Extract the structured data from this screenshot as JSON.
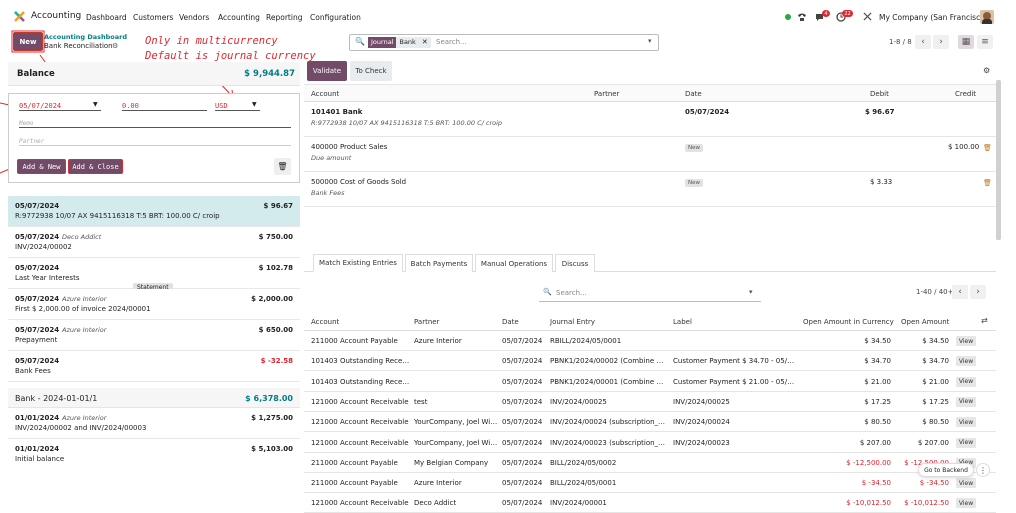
{
  "topbar": {
    "app_name": "Accounting",
    "menus": [
      "Dashboard",
      "Customers",
      "Vendors",
      "Accounting",
      "Reporting",
      "Configuration"
    ],
    "chat_badge": "4",
    "activity_badge": "22",
    "company": "My Company (San Francisco)"
  },
  "control": {
    "new_label": "New",
    "breadcrumb_parent": "Accounting Dashboard",
    "breadcrumb_current": "Bank Reconciliation",
    "annotation_line1": "Only in multicurrency",
    "annotation_line2": "Default is journal currency",
    "facet_label": "Journal",
    "facet_value": "Bank",
    "search_placeholder": "Search...",
    "pager": "1-8 / 8"
  },
  "left": {
    "balance_label": "Balance",
    "balance_value": "$ 9,944.87",
    "form": {
      "date": "05/07/2024",
      "amount": "0.00",
      "currency": "USD",
      "memo_placeholder": "Memo",
      "partner_placeholder": "Partner",
      "add_new": "Add & New",
      "add_close": "Add & Close"
    },
    "statements": [
      {
        "date": "05/07/2024",
        "partner": "",
        "label": "R:9772938 10/07 AX 9415116318 T:5 BRT: 100.00 C/ croip",
        "amount": "$ 96.67",
        "neg": false
      },
      {
        "date": "05/07/2024",
        "partner": "Deco Addict",
        "label": "INV/2024/00002",
        "amount": "$ 750.00",
        "neg": false
      },
      {
        "date": "05/07/2024",
        "partner": "",
        "label": "Last Year Interests",
        "amount": "$ 102.78",
        "neg": false
      },
      {
        "date": "05/07/2024",
        "partner": "Azure Interior",
        "label": "First $ 2,000.00 of invoice 2024/00001",
        "amount": "$ 2,000.00",
        "neg": false
      },
      {
        "date": "05/07/2024",
        "partner": "Azure Interior",
        "label": "Prepayment",
        "amount": "$ 650.00",
        "neg": false
      },
      {
        "date": "05/07/2024",
        "partner": "",
        "label": "Bank Fees",
        "amount": "$ -32.58",
        "neg": true
      }
    ],
    "statement_tag": "Statement",
    "group2_label": "Bank - 2024-01-01/1",
    "group2_value": "$ 6,378.00",
    "statements2": [
      {
        "date": "01/01/2024",
        "partner": "Azure Interior",
        "label": "INV/2024/00002 and INV/2024/00003",
        "amount": "$ 1,275.00",
        "neg": false
      },
      {
        "date": "01/01/2024",
        "partner": "",
        "label": "Initial balance",
        "amount": "$ 5,103.00",
        "neg": false
      }
    ]
  },
  "right": {
    "validate": "Validate",
    "to_check": "To Check",
    "headers": {
      "account": "Account",
      "partner": "Partner",
      "date": "Date",
      "debit": "Debit",
      "credit": "Credit"
    },
    "lines": [
      {
        "account": "101401 Bank",
        "sub": "R:9772938 10/07 AX 9415116318 T:5 BRT: 100.00 C/ croip",
        "date": "05/07/2024",
        "badge": "",
        "debit": "$ 96.67",
        "credit": "",
        "bold": true
      },
      {
        "account": "400000 Product Sales",
        "sub": "Due amount",
        "date": "",
        "badge": "New",
        "debit": "",
        "credit": "$ 100.00",
        "bold": false
      },
      {
        "account": "500000 Cost of Goods Sold",
        "sub": "Bank Fees",
        "date": "",
        "badge": "New",
        "debit": "$ 3.33",
        "credit": "",
        "bold": false
      }
    ],
    "tabs": [
      "Match Existing Entries",
      "Batch Payments",
      "Manual Operations",
      "Discuss"
    ],
    "match_search_placeholder": "Search...",
    "match_pager": "1-40 / 40+",
    "match_headers": {
      "account": "Account",
      "partner": "Partner",
      "date": "Date",
      "entry": "Journal Entry",
      "label": "Label",
      "open_cur": "Open Amount in Currency",
      "open": "Open Amount"
    },
    "view_label": "View",
    "match_rows": [
      {
        "account": "211000 Account Payable",
        "partner": "Azure Interior",
        "date": "05/07/2024",
        "entry": "RBILL/2024/05/0001",
        "label": "",
        "open_cur": "$ 34.50",
        "open": "$ 34.50",
        "neg": false
      },
      {
        "account": "101403 Outstanding Receipts",
        "partner": "",
        "date": "05/07/2024",
        "entry": "PBNK1/2024/00002 (Combine Ba...",
        "label": "Customer Payment $ 34.70 - 05/0...",
        "open_cur": "$ 34.70",
        "open": "$ 34.70",
        "neg": false
      },
      {
        "account": "101403 Outstanding Receipts",
        "partner": "",
        "date": "05/07/2024",
        "entry": "PBNK1/2024/00001 (Combine Ba...",
        "label": "Customer Payment $ 21.00 - 05/0...",
        "open_cur": "$ 21.00",
        "open": "$ 21.00",
        "neg": false
      },
      {
        "account": "121000 Account Receivable",
        "partner": "test",
        "date": "05/07/2024",
        "entry": "INV/2024/00025",
        "label": "INV/2024/00025",
        "open_cur": "$ 17.25",
        "open": "$ 17.25",
        "neg": false
      },
      {
        "account": "121000 Account Receivable",
        "partner": "YourCompany, Joel Willis",
        "date": "05/07/2024",
        "entry": "INV/2024/00024 (subscription_p...",
        "label": "INV/2024/00024",
        "open_cur": "$ 80.50",
        "open": "$ 80.50",
        "neg": false
      },
      {
        "account": "121000 Account Receivable",
        "partner": "YourCompany, Joel Willis",
        "date": "05/07/2024",
        "entry": "INV/2024/00023 (subscription_p...",
        "label": "INV/2024/00023",
        "open_cur": "$ 207.00",
        "open": "$ 207.00",
        "neg": false
      },
      {
        "account": "211000 Account Payable",
        "partner": "My Belgian Company",
        "date": "05/07/2024",
        "entry": "BILL/2024/05/0002",
        "label": "",
        "open_cur": "$ -12,500.00",
        "open": "$ -12,500.00",
        "neg": true
      },
      {
        "account": "211000 Account Payable",
        "partner": "Azure Interior",
        "date": "05/07/2024",
        "entry": "BILL/2024/05/0001",
        "label": "",
        "open_cur": "$ -34.50",
        "open": "$ -34.50",
        "neg": true
      },
      {
        "account": "121000 Account Receivable",
        "partner": "Deco Addict",
        "date": "05/07/2024",
        "entry": "INV/2024/00001",
        "label": "",
        "open_cur": "$ -10,012.50",
        "open": "$ -10,012.50",
        "neg": true
      }
    ],
    "go_backend": "Go to Backend"
  }
}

TASK
Take the data above and repeat it exactly, leaving each picture out.

RESPONSE FOR THIS EXERCISE
Extract the structured data from this screenshot as JSON.
{
  "topbar": {
    "app_name": "Accounting",
    "menus": [
      "Dashboard",
      "Customers",
      "Vendors",
      "Accounting",
      "Reporting",
      "Configuration"
    ],
    "chat_badge": "4",
    "activity_badge": "22",
    "company": "My Company (San Francisco)"
  },
  "control": {
    "new_label": "New",
    "breadcrumb_parent": "Accounting Dashboard",
    "breadcrumb_current": "Bank Reconciliation",
    "annotation_line1": "Only in multicurrency",
    "annotation_line2": "Default is journal currency",
    "facet_label": "Journal",
    "facet_value": "Bank",
    "search_placeholder": "Search...",
    "pager": "1-8 / 8"
  },
  "left": {
    "balance_label": "Balance",
    "balance_value": "$ 9,944.87",
    "form": {
      "date": "05/07/2024",
      "amount": "0.00",
      "currency": "USD",
      "memo_placeholder": "Memo",
      "partner_placeholder": "Partner",
      "add_new": "Add & New",
      "add_close": "Add & Close"
    },
    "statements": [
      {
        "date": "05/07/2024",
        "partner": "",
        "label": "R:9772938 10/07 AX 9415116318 T:5 BRT: 100.00 C/ croip",
        "amount": "$ 96.67",
        "neg": false
      },
      {
        "date": "05/07/2024",
        "partner": "Deco Addict",
        "label": "INV/2024/00002",
        "amount": "$ 750.00",
        "neg": false
      },
      {
        "date": "05/07/2024",
        "partner": "",
        "label": "Last Year Interests",
        "amount": "$ 102.78",
        "neg": false
      },
      {
        "date": "05/07/2024",
        "partner": "Azure Interior",
        "label": "First $ 2,000.00 of invoice 2024/00001",
        "amount": "$ 2,000.00",
        "neg": false
      },
      {
        "date": "05/07/2024",
        "partner": "Azure Interior",
        "label": "Prepayment",
        "amount": "$ 650.00",
        "neg": false
      },
      {
        "date": "05/07/2024",
        "partner": "",
        "label": "Bank Fees",
        "amount": "$ -32.58",
        "neg": true
      }
    ],
    "statement_tag": "Statement",
    "group2_label": "Bank - 2024-01-01/1",
    "group2_value": "$ 6,378.00",
    "statements2": [
      {
        "date": "01/01/2024",
        "partner": "Azure Interior",
        "label": "INV/2024/00002 and INV/2024/00003",
        "amount": "$ 1,275.00",
        "neg": false
      },
      {
        "date": "01/01/2024",
        "partner": "",
        "label": "Initial balance",
        "amount": "$ 5,103.00",
        "neg": false
      }
    ]
  },
  "right": {
    "validate": "Validate",
    "to_check": "To Check",
    "headers": {
      "account": "Account",
      "partner": "Partner",
      "date": "Date",
      "debit": "Debit",
      "credit": "Credit"
    },
    "lines": [
      {
        "account": "101401 Bank",
        "sub": "R:9772938 10/07 AX 9415116318 T:5 BRT: 100.00 C/ croip",
        "date": "05/07/2024",
        "badge": "",
        "debit": "$ 96.67",
        "credit": "",
        "bold": true
      },
      {
        "account": "400000 Product Sales",
        "sub": "Due amount",
        "date": "",
        "badge": "New",
        "debit": "",
        "credit": "$ 100.00",
        "bold": false
      },
      {
        "account": "500000 Cost of Goods Sold",
        "sub": "Bank Fees",
        "date": "",
        "badge": "New",
        "debit": "$ 3.33",
        "credit": "",
        "bold": false
      }
    ],
    "tabs": [
      "Match Existing Entries",
      "Batch Payments",
      "Manual Operations",
      "Discuss"
    ],
    "match_search_placeholder": "Search...",
    "match_pager": "1-40 / 40+",
    "match_headers": {
      "account": "Account",
      "partner": "Partner",
      "date": "Date",
      "entry": "Journal Entry",
      "label": "Label",
      "open_cur": "Open Amount in Currency",
      "open": "Open Amount"
    },
    "view_label": "View",
    "match_rows": [
      {
        "account": "211000 Account Payable",
        "partner": "Azure Interior",
        "date": "05/07/2024",
        "entry": "RBILL/2024/05/0001",
        "label": "",
        "open_cur": "$ 34.50",
        "open": "$ 34.50",
        "neg": false
      },
      {
        "account": "101403 Outstanding Receipts",
        "partner": "",
        "date": "05/07/2024",
        "entry": "PBNK1/2024/00002 (Combine Ba...",
        "label": "Customer Payment $ 34.70 - 05/0...",
        "open_cur": "$ 34.70",
        "open": "$ 34.70",
        "neg": false
      },
      {
        "account": "101403 Outstanding Receipts",
        "partner": "",
        "date": "05/07/2024",
        "entry": "PBNK1/2024/00001 (Combine Ba...",
        "label": "Customer Payment $ 21.00 - 05/0...",
        "open_cur": "$ 21.00",
        "open": "$ 21.00",
        "neg": false
      },
      {
        "account": "121000 Account Receivable",
        "partner": "test",
        "date": "05/07/2024",
        "entry": "INV/2024/00025",
        "label": "INV/2024/00025",
        "open_cur": "$ 17.25",
        "open": "$ 17.25",
        "neg": false
      },
      {
        "account": "121000 Account Receivable",
        "partner": "YourCompany, Joel Willis",
        "date": "05/07/2024",
        "entry": "INV/2024/00024 (subscription_p...",
        "label": "INV/2024/00024",
        "open_cur": "$ 80.50",
        "open": "$ 80.50",
        "neg": false
      },
      {
        "account": "121000 Account Receivable",
        "partner": "YourCompany, Joel Willis",
        "date": "05/07/2024",
        "entry": "INV/2024/00023 (subscription_p...",
        "label": "INV/2024/00023",
        "open_cur": "$ 207.00",
        "open": "$ 207.00",
        "neg": false
      },
      {
        "account": "211000 Account Payable",
        "partner": "My Belgian Company",
        "date": "05/07/2024",
        "entry": "BILL/2024/05/0002",
        "label": "",
        "open_cur": "$ -12,500.00",
        "open": "$ -12,500.00",
        "neg": true
      },
      {
        "account": "211000 Account Payable",
        "partner": "Azure Interior",
        "date": "05/07/2024",
        "entry": "BILL/2024/05/0001",
        "label": "",
        "open_cur": "$ -34.50",
        "open": "$ -34.50",
        "neg": true
      },
      {
        "account": "121000 Account Receivable",
        "partner": "Deco Addict",
        "date": "05/07/2024",
        "entry": "INV/2024/00001",
        "label": "",
        "open_cur": "$ -10,012.50",
        "open": "$ -10,012.50",
        "neg": true
      }
    ],
    "go_backend": "Go to Backend"
  }
}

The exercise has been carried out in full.